### THE REQUEST
Retype the whole listing verbatim and keep the pictures out of it.

[Stored records]
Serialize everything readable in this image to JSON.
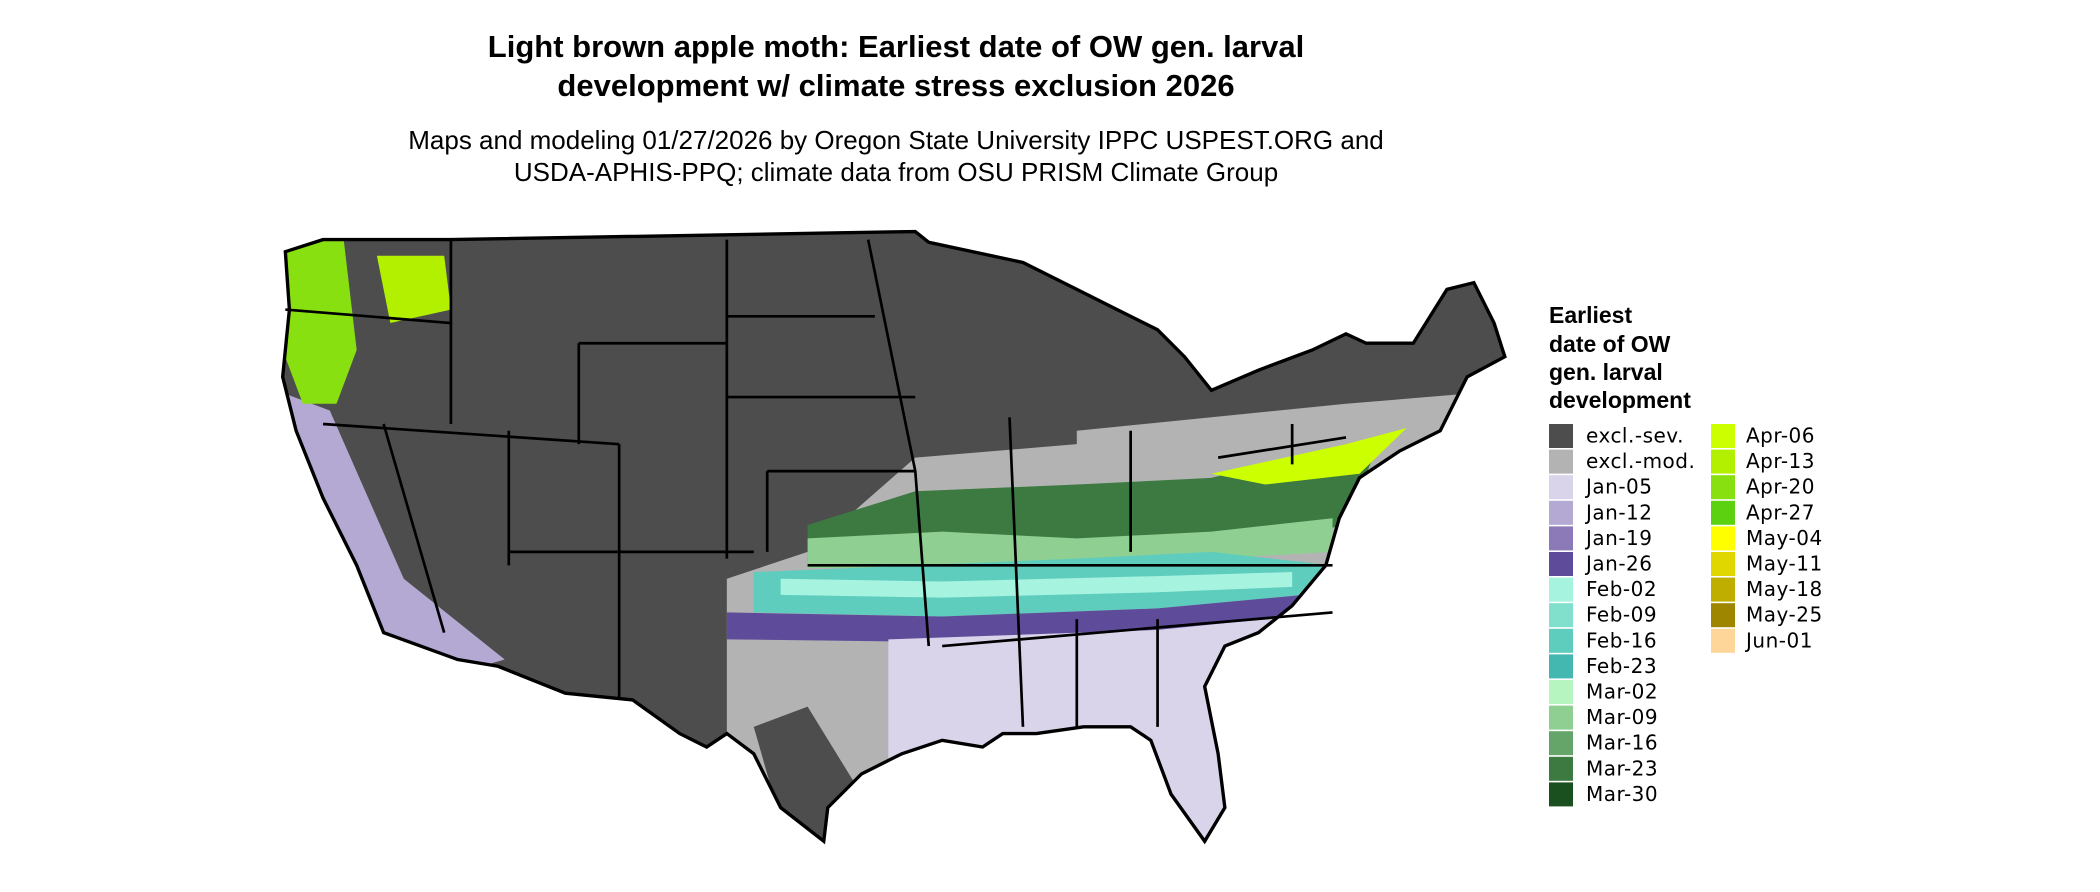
{
  "title": [
    "Light brown apple moth: Earliest date of OW gen. larval",
    "development w/ climate stress exclusion 2026"
  ],
  "subtitle": [
    "Maps and modeling 01/27/2026 by Oregon State University IPPC USPEST.ORG and",
    "USDA-APHIS-PPQ; climate data from OSU PRISM Climate Group"
  ],
  "legend": {
    "title": [
      "Earliest",
      "date of OW",
      "gen. larval",
      "development"
    ],
    "items": [
      {
        "label": "excl.-sev.",
        "color": "#4d4d4d"
      },
      {
        "label": "excl.-mod.",
        "color": "#b3b3b3"
      },
      {
        "label": "Jan-05",
        "color": "#dad4ea"
      },
      {
        "label": "Jan-12",
        "color": "#b3a9d3"
      },
      {
        "label": "Jan-19",
        "color": "#8b79b8"
      },
      {
        "label": "Jan-26",
        "color": "#5e4c9a"
      },
      {
        "label": "Feb-02",
        "color": "#a6f4e0"
      },
      {
        "label": "Feb-09",
        "color": "#80e0cc"
      },
      {
        "label": "Feb-16",
        "color": "#5fcdbd"
      },
      {
        "label": "Feb-23",
        "color": "#43b8b0"
      },
      {
        "label": "Mar-02",
        "color": "#b6f5c0"
      },
      {
        "label": "Mar-09",
        "color": "#8fcf92"
      },
      {
        "label": "Mar-16",
        "color": "#66a56a"
      },
      {
        "label": "Mar-23",
        "color": "#3d7a42"
      },
      {
        "label": "Mar-30",
        "color": "#1a4f1f"
      },
      {
        "label": "Apr-06",
        "color": "#ccff00"
      },
      {
        "label": "Apr-13",
        "color": "#b2f000"
      },
      {
        "label": "Apr-20",
        "color": "#88e010"
      },
      {
        "label": "Apr-27",
        "color": "#5cd10f"
      },
      {
        "label": "May-04",
        "color": "#ffff00"
      },
      {
        "label": "May-11",
        "color": "#e0d600"
      },
      {
        "label": "May-18",
        "color": "#bfad00"
      },
      {
        "label": "May-25",
        "color": "#9e8600"
      },
      {
        "label": "Jun-01",
        "color": "#ffd699"
      }
    ]
  }
}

### PROBLEM SOLUTION
Serialize everything readable in this image to JSON.
{
  "title": [
    "Light brown apple moth: Earliest date of OW gen. larval",
    "development w/ climate stress exclusion 2026"
  ],
  "subtitle": [
    "Maps and modeling 01/27/2026 by Oregon State University IPPC USPEST.ORG and",
    "USDA-APHIS-PPQ; climate data from OSU PRISM Climate Group"
  ],
  "legend": {
    "title": [
      "Earliest",
      "date of OW",
      "gen. larval",
      "development"
    ],
    "items": [
      {
        "label": "excl.-sev.",
        "color": "#4d4d4d"
      },
      {
        "label": "excl.-mod.",
        "color": "#b3b3b3"
      },
      {
        "label": "Jan-05",
        "color": "#dad4ea"
      },
      {
        "label": "Jan-12",
        "color": "#b3a9d3"
      },
      {
        "label": "Jan-19",
        "color": "#8b79b8"
      },
      {
        "label": "Jan-26",
        "color": "#5e4c9a"
      },
      {
        "label": "Feb-02",
        "color": "#a6f4e0"
      },
      {
        "label": "Feb-09",
        "color": "#80e0cc"
      },
      {
        "label": "Feb-16",
        "color": "#5fcdbd"
      },
      {
        "label": "Feb-23",
        "color": "#43b8b0"
      },
      {
        "label": "Mar-02",
        "color": "#b6f5c0"
      },
      {
        "label": "Mar-09",
        "color": "#8fcf92"
      },
      {
        "label": "Mar-16",
        "color": "#66a56a"
      },
      {
        "label": "Mar-23",
        "color": "#3d7a42"
      },
      {
        "label": "Mar-30",
        "color": "#1a4f1f"
      },
      {
        "label": "Apr-06",
        "color": "#ccff00"
      },
      {
        "label": "Apr-13",
        "color": "#b2f000"
      },
      {
        "label": "Apr-20",
        "color": "#88e010"
      },
      {
        "label": "Apr-27",
        "color": "#5cd10f"
      },
      {
        "label": "May-04",
        "color": "#ffff00"
      },
      {
        "label": "May-11",
        "color": "#e0d600"
      },
      {
        "label": "May-18",
        "color": "#bfad00"
      },
      {
        "label": "May-25",
        "color": "#9e8600"
      },
      {
        "label": "Jun-01",
        "color": "#ffd699"
      }
    ]
  }
}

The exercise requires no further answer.